**PROBLEM DETAILS**
Return verbatim the passage of the school garden article below that opens with the words containing "He and Marquette" and closes with "James Weninger commented.".

**DOCUMENT SECTION**
================================

Watertown-Mayer School District is working on revitalizing its school produce garden, according to FFA advisor James Kocherer.
“The high school garden was established in 2011, but there was a drought and only the pumpkins survived,” Kocherer said.
The district took time away from the garden program, but in the last two years, has started to bring it back, he added.
Kocherer has been working with a teacher at Watertown-Mayer Elementary school, Sara Marquette, to rejuvenate the program, and include elementary students in the garden this time.
Plant science students and FFA members assist the elementary students with planting, growing, and harvesting crops within the plot.
Watertown-Mayer FFA also granted the elementary horticulture program $500 to help get it started, Kocherer said.
“There are 77 acres in production for a crop plot,” Kocherer stated. “Hopefully, the spring isn’t as wet as it was last year.”
The wet spring last year resulted in low vegetable production for the Watertown-Mayer School garden, according to Kocherer.
“We had more raspberries and stuff than produce,” Kocherer noted.
He and Marquette have been looking into more horticulture and garden programs, and the possibility of joining a farmers market.
Howard Lake-Waverly-Winsted (HLWW) School District provides five horticulture classes to students, including floriculture/greenhouse management, landscaping, horticulture, College in the Schools plant propagation, and exploring agriculture.
It has a 1.2-acre school garden, FFA crop plot, and provides produce for school lunches, as well.
“We provide students with a supervised agricultural experience, and the opportunity to gain practical experience in the horticulture field,” HLWW FFA advisor James Weninger commented.
Students in the floriculture/greenhouse class learn the basic fundamentals of floral design and operating a greenhouse. They coordinate a plant sale, and start the plants for the sale, which takes place Mothers Day weekend, Friday, May 8 and Saturday, May 9, 2015.
In the landscaping class, students learn basic landscape concepts and provide landscaping services to HLWW District and around the community.
“Most of the landscaping done around the school was done by students in the landscaping class,” HLWW FFA advisor Senna Glessing said.
The horticulture class provides students with a basic knowledge of gardening and horticulture, including plant parts, environmental factors, and plant nutrients.
“It’s sort of a basic course, students learn each area more in-depth when they take the other courses offered,” Glessing noted.
Its College in the Schools plant propagation class teaches students the biological concepts of horticulture, including how to create new plant species. Students are able to earn four University of Minnesota college credits through this class.
The exploring agriculture class introduces plant species to students, and briefly touches on the different qualities of plants.
All HLWW horticulture classes play a role in the school garden, according to Glessing.
The HLWW school garden is managed by students. Each student is given a role, such as garden manager, maintenance, planter, or harvester.
Students gain the knowledge and experience needed to run a garden or greenhouse, and get paid for working in the garden, according to Weninger.
HLWW FFA sells weekly and bi-weekly shares of its garden to community members.
By purchasing shares, members have the ability to pick up, or have delivered, a basket which includes vegetables and herbs from the garden, a recipe for cooking with those vegetables, and, sometimes, a home-baked snack.
“Last year, we made peach cobbler to include in the baskets,” HLWW FFA member Abbey Weninger said. “We got the fruit from local people.”
HLWW FFA is looking into the possibility of a high tunnel, which is a garden with a cover that enables planting and growing of produce earlier in the season, according to Weninger.
“We would be able to provide produce for school lunch for longer periods through the year,” Weninger noted. “For example, we would have lettuce this time of year because we can plant so much sooner.”

================================

**EXTRACTED MATERIAL**
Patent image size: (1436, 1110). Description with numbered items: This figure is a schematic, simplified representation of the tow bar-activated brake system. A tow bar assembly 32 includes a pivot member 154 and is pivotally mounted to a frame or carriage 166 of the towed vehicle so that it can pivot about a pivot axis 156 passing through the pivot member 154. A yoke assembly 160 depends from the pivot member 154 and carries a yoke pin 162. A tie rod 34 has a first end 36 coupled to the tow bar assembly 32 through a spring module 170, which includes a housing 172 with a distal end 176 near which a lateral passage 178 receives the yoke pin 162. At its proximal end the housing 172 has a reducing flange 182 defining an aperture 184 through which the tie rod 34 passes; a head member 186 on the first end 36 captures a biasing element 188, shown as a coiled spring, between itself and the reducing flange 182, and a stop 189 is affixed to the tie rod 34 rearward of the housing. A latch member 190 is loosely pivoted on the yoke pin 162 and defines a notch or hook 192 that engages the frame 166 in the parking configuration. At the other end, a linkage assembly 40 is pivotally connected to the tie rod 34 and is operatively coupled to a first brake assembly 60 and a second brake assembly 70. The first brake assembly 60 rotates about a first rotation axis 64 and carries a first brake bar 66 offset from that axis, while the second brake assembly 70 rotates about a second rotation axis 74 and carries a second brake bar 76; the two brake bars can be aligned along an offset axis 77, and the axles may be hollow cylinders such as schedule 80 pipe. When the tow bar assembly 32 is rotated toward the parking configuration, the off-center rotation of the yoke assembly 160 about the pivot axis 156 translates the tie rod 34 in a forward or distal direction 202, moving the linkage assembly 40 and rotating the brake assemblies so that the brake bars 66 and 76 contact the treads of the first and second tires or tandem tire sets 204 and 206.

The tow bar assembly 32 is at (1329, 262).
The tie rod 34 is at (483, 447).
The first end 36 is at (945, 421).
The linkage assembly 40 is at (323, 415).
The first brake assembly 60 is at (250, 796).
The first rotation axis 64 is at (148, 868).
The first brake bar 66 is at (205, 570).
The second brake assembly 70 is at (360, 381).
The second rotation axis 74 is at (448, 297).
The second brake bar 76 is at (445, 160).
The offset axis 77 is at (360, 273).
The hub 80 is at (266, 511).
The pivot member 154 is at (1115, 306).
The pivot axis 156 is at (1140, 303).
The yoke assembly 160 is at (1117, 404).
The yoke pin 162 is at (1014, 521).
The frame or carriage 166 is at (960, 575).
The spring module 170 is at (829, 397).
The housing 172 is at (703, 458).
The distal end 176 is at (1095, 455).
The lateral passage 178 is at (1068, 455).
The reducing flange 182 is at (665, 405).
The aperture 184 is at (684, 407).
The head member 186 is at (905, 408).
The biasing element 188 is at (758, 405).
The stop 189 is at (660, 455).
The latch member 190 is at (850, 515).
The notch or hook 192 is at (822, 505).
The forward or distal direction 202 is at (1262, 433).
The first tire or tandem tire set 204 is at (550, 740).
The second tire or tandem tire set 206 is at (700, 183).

================================

**ANSWER TO THIS TASK**
He and Marquette have been looking into more horticulture and garden programs, and the possibility of joining a farmers market.
Howard Lake-Waverly-Winsted (HLWW) School District provides five horticulture classes to students, including floriculture/greenhouse management, landscaping, horticulture, College in the Schools plant propagation, and exploring agriculture.
It has a 1.2-acre school garden, FFA crop plot, and provides produce for school lunches, as well.
“We provide students with a supervised agricultural experience, and the opportunity to gain practical experience in the horticulture field,” HLWW FFA advisor James Weninger commented.